## Work required
From the listing below, pull out every line where the string "document" appears.

++++ Extracted data ++++

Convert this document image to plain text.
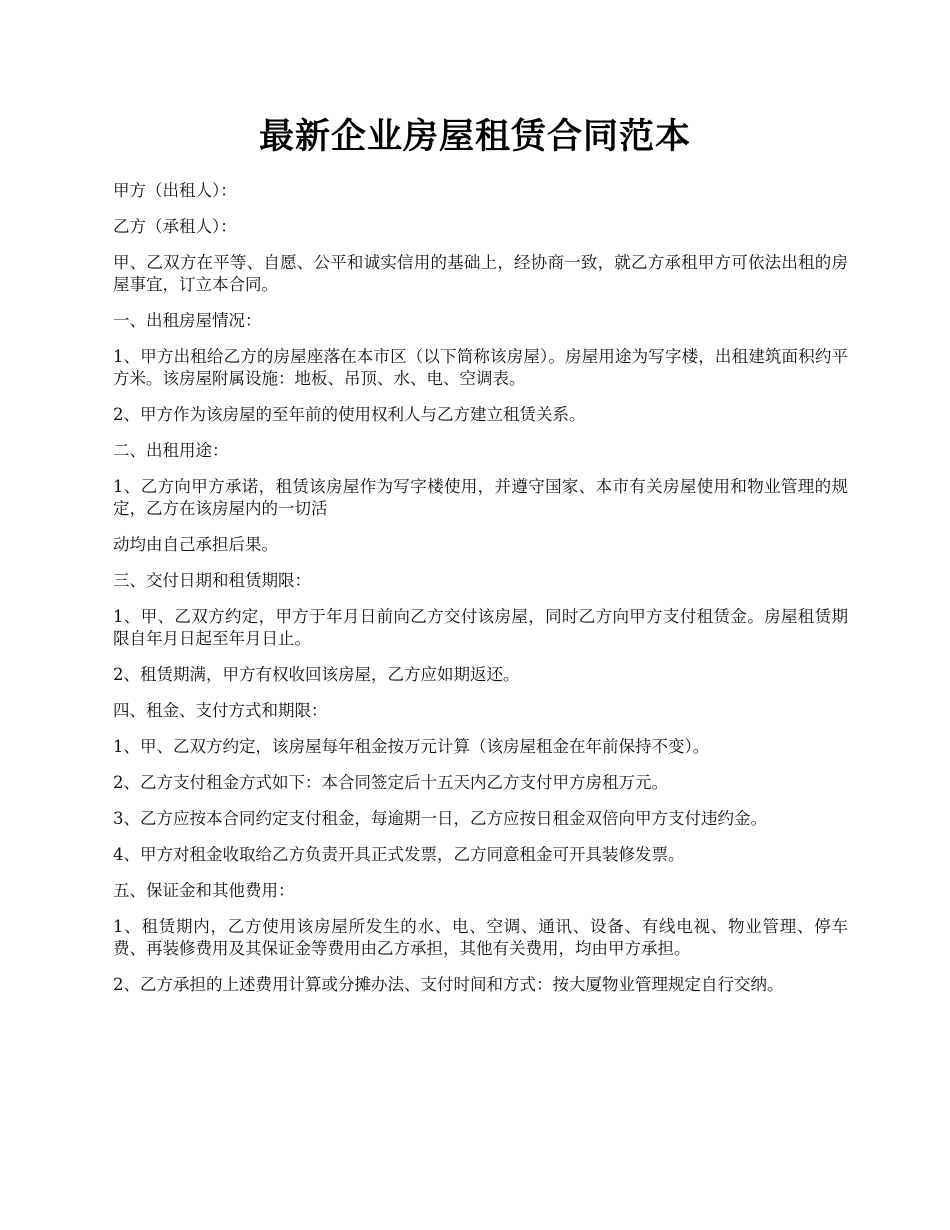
最新企业房屋租赁合同范本

甲方（出租人）：

乙方（承租人）：

甲、乙双方在平等、自愿、公平和诚实信用的基础上，经协商一致，就乙方承租甲方可依法出租的房屋事宜，订立本合同。

一、出租房屋情况：

1、甲方出租给乙方的房屋座落在本市区（以下简称该房屋）。房屋用途为写字楼，出租建筑面积约平方米。该房屋附属设施：地板、吊顶、水、电、空调表。

2、甲方作为该房屋的至年前的使用权利人与乙方建立租赁关系。

二、出租用途：

1、乙方向甲方承诺，租赁该房屋作为写字楼使用，并遵守国家、本市有关房屋使用和物业管理的规定，乙方在该房屋内的一切活

动均由自己承担后果。

三、交付日期和租赁期限：

1、甲、乙双方约定，甲方于年月日前向乙方交付该房屋，同时乙方向甲方支付租赁金。房屋租赁期限自年月日起至年月日止。

2、租赁期满，甲方有权收回该房屋，乙方应如期返还。

四、租金、支付方式和期限：

1、甲、乙双方约定，该房屋每年租金按万元计算（该房屋租金在年前保持不变）。

2、乙方支付租金方式如下：本合同签定后十五天内乙方支付甲方房租万元。

3、乙方应按本合同约定支付租金，每逾期一日，乙方应按日租金双倍向甲方支付违约金。

4、甲方对租金收取给乙方负责开具正式发票，乙方同意租金可开具装修发票。

五、保证金和其他费用：

1、租赁期内，乙方使用该房屋所发生的水、电、空调、通讯、设备、有线电视、物业管理、停车费、再装修费用及其保证金等费用由乙方承担，其他有关费用，均由甲方承担。

2、乙方承担的上述费用计算或分摊办法、支付时间和方式：按大厦物业管理规定自行交纳。
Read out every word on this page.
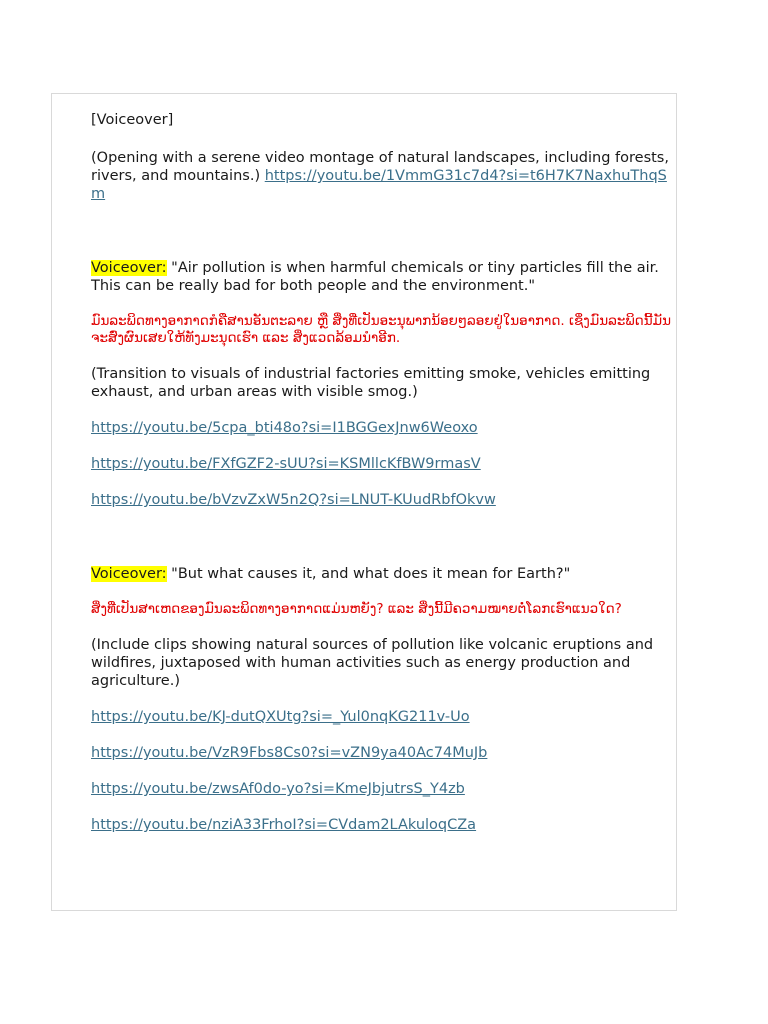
[Voiceover]

(Opening with a serene video montage of natural landscapes, including forests, rivers, and mountains.) https://youtu.be/1VmmG31c7d4?si=t6H7K7NaxhuThqSm

Voiceover: "Air pollution is when harmful chemicals or tiny particles fill the air. This can be really bad for both people and the environment."

ມົນລະພິດທາງອາກາດກໍຄືສານອັນຕະລາຍ ຫຼື ສິ່ງທີ່ເປັນອະນຸພາກນ້ອຍໆລອຍຢູ່ໃນອາກາດ. ເຊິ່ງມົນລະພິດນີ້ມັນຈະສົ່ງຜົນເສຍໃຫ້ທັງມະນຸດເຮົາ ແລະ ສິ່ງແວດລ້ອມນຳອີກ.

(Transition to visuals of industrial factories emitting smoke, vehicles emitting exhaust, and urban areas with visible smog.)

https://youtu.be/5cpa_bti48o?si=I1BGGexJnw6Weoxo

https://youtu.be/FXfGZF2-sUU?si=KSMllcKfBW9rmasV

https://youtu.be/bVzvZxW5n2Q?si=LNUT-KUudRbfOkvw

Voiceover: "But what causes it, and what does it mean for Earth?"

ສິ່ງທີ່ເປັນສາເຫດຂອງມົນລະພິດທາງອາກາດແມ່ນຫຍັງ? ແລະ ສິ່ງນີ້ມີຄວາມໝາຍຕໍ່ໂລກເຮົາແນວໃດ?

(Include clips showing natural sources of pollution like volcanic eruptions and wildfires, juxtaposed with human activities such as energy production and agriculture.)

https://youtu.be/KJ-dutQXUtg?si=_Yul0nqKG211v-Uo

https://youtu.be/VzR9Fbs8Cs0?si=vZN9ya40Ac74MuJb

https://youtu.be/zwsAf0do-yo?si=KmeJbjutrsS_Y4zb

https://youtu.be/nziA33FrhoI?si=CVdam2LAkuloqCZa
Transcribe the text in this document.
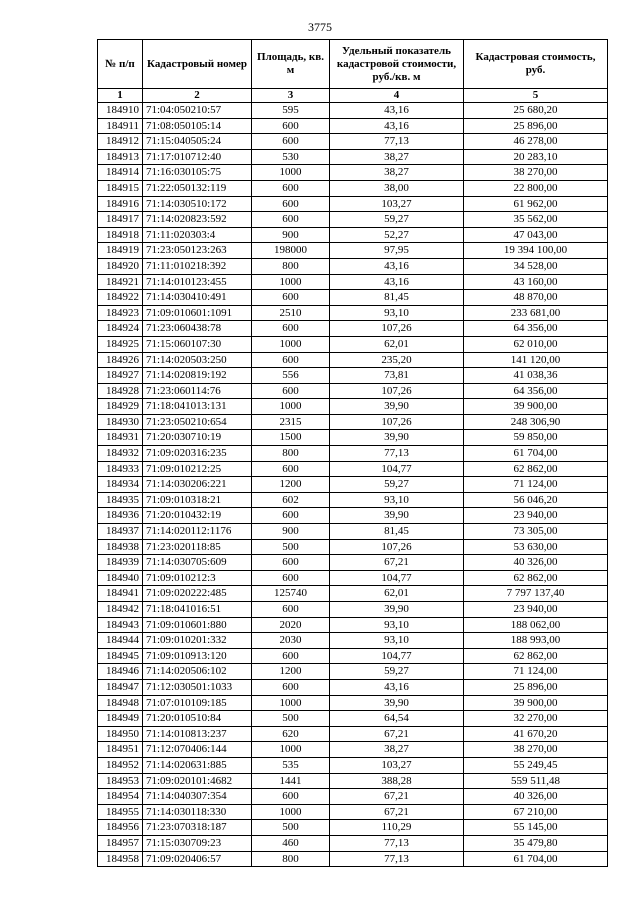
3775
№ п/п	Кадастровый номер	Площадь, кв. м	Удельный показатель кадастровой стоимости, руб./кв. м	Кадастровая стоимость, руб.
1	2	3	4	5
184910	71:04:050210:57	595	43,16	25 680,20
184911	71:08:050105:14	600	43,16	25 896,00
184912	71:15:040505:24	600	77,13	46 278,00
184913	71:17:010712:40	530	38,27	20 283,10
184914	71:16:030105:75	1000	38,27	38 270,00
184915	71:22:050132:119	600	38,00	22 800,00
184916	71:14:030510:172	600	103,27	61 962,00
184917	71:14:020823:592	600	59,27	35 562,00
184918	71:11:020303:4	900	52,27	47 043,00
184919	71:23:050123:263	198000	97,95	19 394 100,00
184920	71:11:010218:392	800	43,16	34 528,00
184921	71:14:010123:455	1000	43,16	43 160,00
184922	71:14:030410:491	600	81,45	48 870,00
184923	71:09:010601:1091	2510	93,10	233 681,00
184924	71:23:060438:78	600	107,26	64 356,00
184925	71:15:060107:30	1000	62,01	62 010,00
184926	71:14:020503:250	600	235,20	141 120,00
184927	71:14:020819:192	556	73,81	41 038,36
184928	71:23:060114:76	600	107,26	64 356,00
184929	71:18:041013:131	1000	39,90	39 900,00
184930	71:23:050210:654	2315	107,26	248 306,90
184931	71:20:030710:19	1500	39,90	59 850,00
184932	71:09:020316:235	800	77,13	61 704,00
184933	71:09:010212:25	600	104,77	62 862,00
184934	71:14:030206:221	1200	59,27	71 124,00
184935	71:09:010318:21	602	93,10	56 046,20
184936	71:20:010432:19	600	39,90	23 940,00
184937	71:14:020112:1176	900	81,45	73 305,00
184938	71:23:020118:85	500	107,26	53 630,00
184939	71:14:030705:609	600	67,21	40 326,00
184940	71:09:010212:3	600	104,77	62 862,00
184941	71:09:020222:485	125740	62,01	7 797 137,40
184942	71:18:041016:51	600	39,90	23 940,00
184943	71:09:010601:880	2020	93,10	188 062,00
184944	71:09:010201:332	2030	93,10	188 993,00
184945	71:09:010913:120	600	104,77	62 862,00
184946	71:14:020506:102	1200	59,27	71 124,00
184947	71:12:030501:1033	600	43,16	25 896,00
184948	71:07:010109:185	1000	39,90	39 900,00
184949	71:20:010510:84	500	64,54	32 270,00
184950	71:14:010813:237	620	67,21	41 670,20
184951	71:12:070406:144	1000	38,27	38 270,00
184952	71:14:020631:885	535	103,27	55 249,45
184953	71:09:020101:4682	1441	388,28	559 511,48
184954	71:14:040307:354	600	67,21	40 326,00
184955	71:14:030118:330	1000	67,21	67 210,00
184956	71:23:070318:187	500	110,29	55 145,00
184957	71:15:030709:23	460	77,13	35 479,80
184958	71:09:020406:57	800	77,13	61 704,00
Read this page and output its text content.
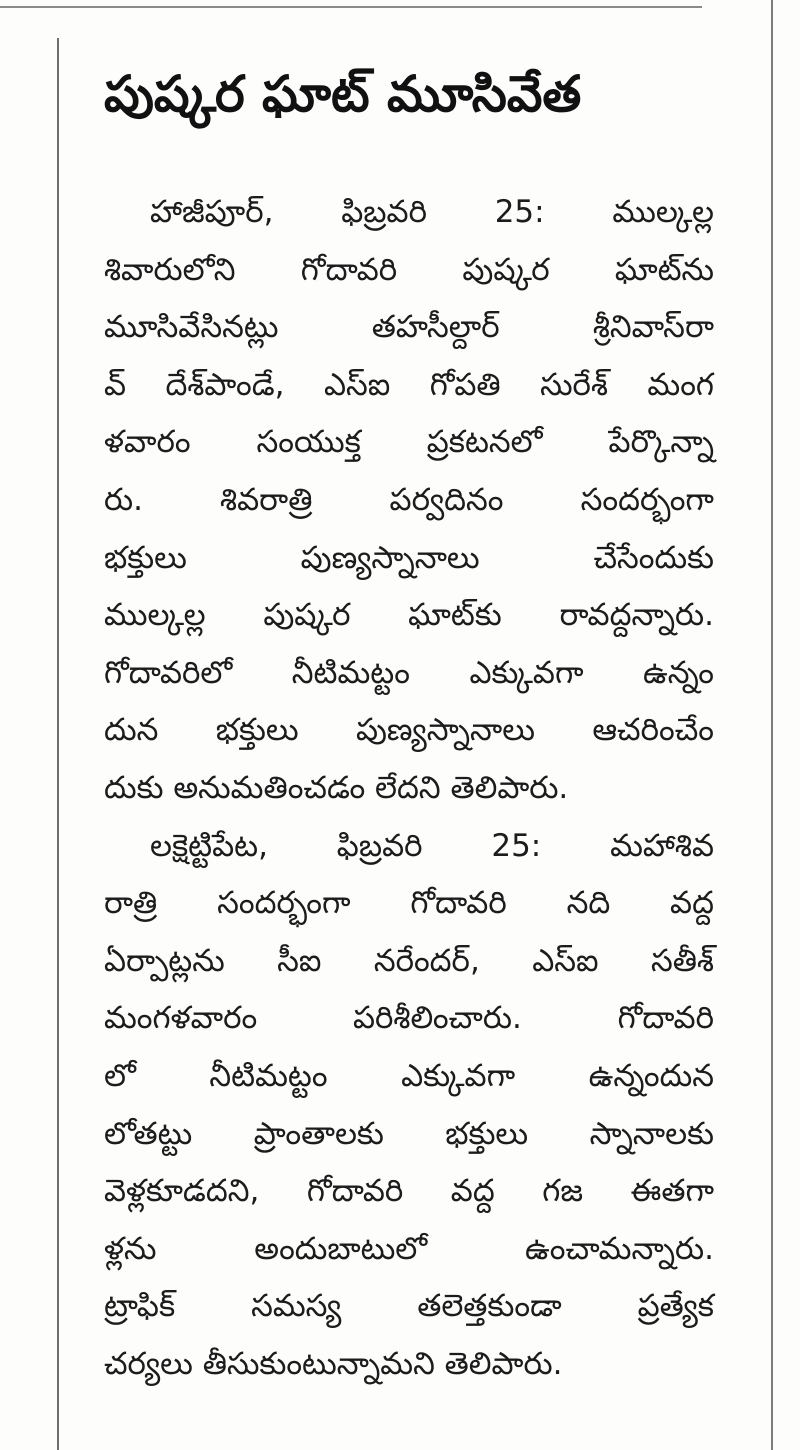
పుష్కర ఘాట్ మూసివేత
హాజీపూర్, ఫిబ్రవరి 25: ముల్కల్ల
శివారులోని గోదావరి పుష్కర ఘాట్‌ను
మూసివేసినట్లు తహసీల్దార్ శ్రీనివాస్‌రా
వ్ దేశ్‌పాండే, ఎస్‌ఐ గోపతి సురేశ్ మంగ
ళవారం సంయుక్త ప్రకటనలో పేర్కొన్నా
రు. శివరాత్రి పర్వదినం సందర్భంగా
భక్తులు పుణ్యస్నానాలు చేసేందుకు
ముల్కల్ల పుష్కర ఘాట్‌కు రావద్దన్నారు.
గోదావరిలో నీటిమట్టం ఎక్కువగా ఉన్నం
దున భక్తులు పుణ్యస్నానాలు ఆచరించేం
దుకు అనుమతించడం లేదని తెలిపారు.
లక్షెట్టిపేట, ఫిబ్రవరి 25: మహాశివ
రాత్రి సందర్భంగా గోదావరి నది వద్ద
ఏర్పాట్లను సీఐ నరేందర్, ఎస్‌ఐ సతీశ్
మంగళవారం పరిశీలించారు. గోదావరి
లో నీటిమట్టం ఎక్కువగా ఉన్నందున
లోతట్టు ప్రాంతాలకు భక్తులు స్నానాలకు
వెళ్లకూడదని, గోదావరి వద్ద గజ ఈతగా
ళ్లను అందుబాటులో ఉంచామన్నారు.
ట్రాఫిక్ సమస్య తలెత్తకుండా ప్రత్యేక
చర్యలు తీసుకుంటున్నామని తెలిపారు.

++++

## Task response
Convert this document image to plain text.
Transcribe the text in this document.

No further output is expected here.